■ **WORK TO DO**: List each line in which the string "Reverse" appears.

■ **PROVIDED DATA**:
* START *

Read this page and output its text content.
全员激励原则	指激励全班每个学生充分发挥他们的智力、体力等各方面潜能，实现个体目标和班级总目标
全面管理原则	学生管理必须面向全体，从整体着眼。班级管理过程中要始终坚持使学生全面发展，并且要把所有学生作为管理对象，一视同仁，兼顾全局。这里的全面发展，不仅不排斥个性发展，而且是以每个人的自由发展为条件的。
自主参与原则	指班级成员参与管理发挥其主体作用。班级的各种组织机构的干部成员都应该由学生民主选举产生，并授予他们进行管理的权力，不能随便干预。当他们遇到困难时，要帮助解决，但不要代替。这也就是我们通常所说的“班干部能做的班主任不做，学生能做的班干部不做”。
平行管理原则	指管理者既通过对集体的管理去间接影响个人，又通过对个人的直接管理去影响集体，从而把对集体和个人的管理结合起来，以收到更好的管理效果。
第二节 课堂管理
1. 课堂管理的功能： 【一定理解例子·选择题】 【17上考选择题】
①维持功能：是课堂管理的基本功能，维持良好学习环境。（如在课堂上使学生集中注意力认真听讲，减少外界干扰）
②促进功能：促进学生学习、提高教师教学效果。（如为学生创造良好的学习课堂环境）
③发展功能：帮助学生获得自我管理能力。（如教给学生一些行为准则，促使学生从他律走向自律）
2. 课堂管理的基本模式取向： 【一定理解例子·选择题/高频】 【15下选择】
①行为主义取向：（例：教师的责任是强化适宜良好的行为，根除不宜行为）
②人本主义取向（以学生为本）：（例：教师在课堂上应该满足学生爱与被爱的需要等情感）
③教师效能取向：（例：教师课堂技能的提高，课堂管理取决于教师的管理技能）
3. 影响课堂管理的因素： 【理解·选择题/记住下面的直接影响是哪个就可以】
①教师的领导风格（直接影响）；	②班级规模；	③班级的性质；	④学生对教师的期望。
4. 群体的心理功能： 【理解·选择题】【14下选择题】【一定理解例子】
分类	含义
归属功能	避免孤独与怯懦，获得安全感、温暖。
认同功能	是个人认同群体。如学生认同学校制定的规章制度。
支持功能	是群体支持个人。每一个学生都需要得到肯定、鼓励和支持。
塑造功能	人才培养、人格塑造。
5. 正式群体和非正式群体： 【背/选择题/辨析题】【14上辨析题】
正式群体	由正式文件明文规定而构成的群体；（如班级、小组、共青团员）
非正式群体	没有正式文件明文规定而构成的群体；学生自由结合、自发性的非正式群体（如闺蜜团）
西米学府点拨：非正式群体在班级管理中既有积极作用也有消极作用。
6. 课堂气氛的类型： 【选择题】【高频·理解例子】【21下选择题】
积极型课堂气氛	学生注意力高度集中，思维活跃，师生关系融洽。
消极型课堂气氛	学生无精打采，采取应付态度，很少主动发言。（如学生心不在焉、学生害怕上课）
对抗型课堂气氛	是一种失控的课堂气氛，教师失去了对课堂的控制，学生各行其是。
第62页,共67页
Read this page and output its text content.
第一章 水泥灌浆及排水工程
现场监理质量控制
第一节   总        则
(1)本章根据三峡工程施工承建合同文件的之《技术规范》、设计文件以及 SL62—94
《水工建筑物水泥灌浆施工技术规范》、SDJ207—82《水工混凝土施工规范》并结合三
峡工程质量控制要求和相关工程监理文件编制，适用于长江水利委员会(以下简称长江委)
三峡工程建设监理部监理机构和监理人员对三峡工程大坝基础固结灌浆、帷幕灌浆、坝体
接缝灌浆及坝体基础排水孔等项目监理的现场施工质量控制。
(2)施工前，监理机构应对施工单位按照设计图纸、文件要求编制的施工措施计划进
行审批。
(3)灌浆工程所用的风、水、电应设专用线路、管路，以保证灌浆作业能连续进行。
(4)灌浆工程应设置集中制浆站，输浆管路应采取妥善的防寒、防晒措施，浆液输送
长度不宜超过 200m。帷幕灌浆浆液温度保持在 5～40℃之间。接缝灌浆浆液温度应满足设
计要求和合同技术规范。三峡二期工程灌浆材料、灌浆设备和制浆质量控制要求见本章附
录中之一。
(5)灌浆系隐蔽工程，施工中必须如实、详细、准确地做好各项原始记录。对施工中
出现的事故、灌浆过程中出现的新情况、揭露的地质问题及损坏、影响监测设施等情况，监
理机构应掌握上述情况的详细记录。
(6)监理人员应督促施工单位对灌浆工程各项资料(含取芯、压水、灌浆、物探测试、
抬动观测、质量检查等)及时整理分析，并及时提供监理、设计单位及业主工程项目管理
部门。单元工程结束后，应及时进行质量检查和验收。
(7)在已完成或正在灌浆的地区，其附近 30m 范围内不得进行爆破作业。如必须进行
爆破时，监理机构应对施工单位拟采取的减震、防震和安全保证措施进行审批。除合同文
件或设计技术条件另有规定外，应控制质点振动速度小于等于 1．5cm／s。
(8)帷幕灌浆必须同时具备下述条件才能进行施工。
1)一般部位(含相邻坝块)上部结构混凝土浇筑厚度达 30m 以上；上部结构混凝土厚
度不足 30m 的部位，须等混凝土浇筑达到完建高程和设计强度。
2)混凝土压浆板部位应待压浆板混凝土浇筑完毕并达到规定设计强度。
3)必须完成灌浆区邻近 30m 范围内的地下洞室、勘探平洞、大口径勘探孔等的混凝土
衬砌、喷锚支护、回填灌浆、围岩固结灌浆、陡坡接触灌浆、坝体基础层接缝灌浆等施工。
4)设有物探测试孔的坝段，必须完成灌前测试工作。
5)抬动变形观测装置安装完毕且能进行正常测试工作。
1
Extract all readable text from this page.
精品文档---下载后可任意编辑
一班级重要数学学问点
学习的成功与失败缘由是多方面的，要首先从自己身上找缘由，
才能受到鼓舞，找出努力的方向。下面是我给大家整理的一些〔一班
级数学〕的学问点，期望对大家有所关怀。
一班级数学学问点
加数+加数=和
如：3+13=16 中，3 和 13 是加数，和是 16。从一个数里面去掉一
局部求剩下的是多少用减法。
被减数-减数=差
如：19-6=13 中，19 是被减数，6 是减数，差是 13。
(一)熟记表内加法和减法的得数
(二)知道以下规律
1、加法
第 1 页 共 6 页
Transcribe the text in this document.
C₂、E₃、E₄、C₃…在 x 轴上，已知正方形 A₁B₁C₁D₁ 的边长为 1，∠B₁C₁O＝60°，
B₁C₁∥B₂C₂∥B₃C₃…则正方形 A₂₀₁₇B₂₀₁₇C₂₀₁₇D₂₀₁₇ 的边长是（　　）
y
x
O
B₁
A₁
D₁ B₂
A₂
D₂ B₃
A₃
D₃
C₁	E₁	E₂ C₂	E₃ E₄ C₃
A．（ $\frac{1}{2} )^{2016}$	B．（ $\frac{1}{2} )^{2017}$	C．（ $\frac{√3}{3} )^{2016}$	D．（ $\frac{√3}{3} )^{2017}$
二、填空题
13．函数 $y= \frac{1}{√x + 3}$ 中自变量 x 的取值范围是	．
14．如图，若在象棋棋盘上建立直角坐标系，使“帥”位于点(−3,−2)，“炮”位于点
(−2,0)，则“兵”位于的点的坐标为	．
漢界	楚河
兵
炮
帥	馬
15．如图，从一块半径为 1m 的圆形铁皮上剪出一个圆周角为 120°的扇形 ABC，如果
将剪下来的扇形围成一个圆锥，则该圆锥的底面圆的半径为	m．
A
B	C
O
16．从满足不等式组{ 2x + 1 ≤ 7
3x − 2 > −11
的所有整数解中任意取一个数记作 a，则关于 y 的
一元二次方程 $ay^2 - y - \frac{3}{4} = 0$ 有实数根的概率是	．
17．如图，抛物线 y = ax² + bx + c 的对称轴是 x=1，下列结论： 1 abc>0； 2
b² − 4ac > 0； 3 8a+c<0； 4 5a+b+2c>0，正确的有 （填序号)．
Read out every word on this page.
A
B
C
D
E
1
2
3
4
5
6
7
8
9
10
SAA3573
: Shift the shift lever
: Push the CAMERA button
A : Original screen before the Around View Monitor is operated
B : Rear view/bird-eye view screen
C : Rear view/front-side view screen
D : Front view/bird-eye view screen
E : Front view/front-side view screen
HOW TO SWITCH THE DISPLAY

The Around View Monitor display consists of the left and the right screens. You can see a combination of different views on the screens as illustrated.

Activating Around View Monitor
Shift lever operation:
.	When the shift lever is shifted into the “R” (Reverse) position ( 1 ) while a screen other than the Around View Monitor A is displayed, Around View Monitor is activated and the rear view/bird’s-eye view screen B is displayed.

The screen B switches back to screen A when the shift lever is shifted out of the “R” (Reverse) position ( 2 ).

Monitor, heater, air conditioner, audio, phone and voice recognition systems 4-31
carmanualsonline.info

* END *

■ **WRITTEN REPLY**:
.	When the shift lever is shifted into the “R” (Reverse) position ( 1 ) while a screen other than the Around View Monitor A is displayed, Around View Monitor is activated and the rear view/bird’s-eye view screen B is displayed.
The screen B switches back to screen A when the shift lever is shifted out of the “R” (Reverse) position ( 2 ).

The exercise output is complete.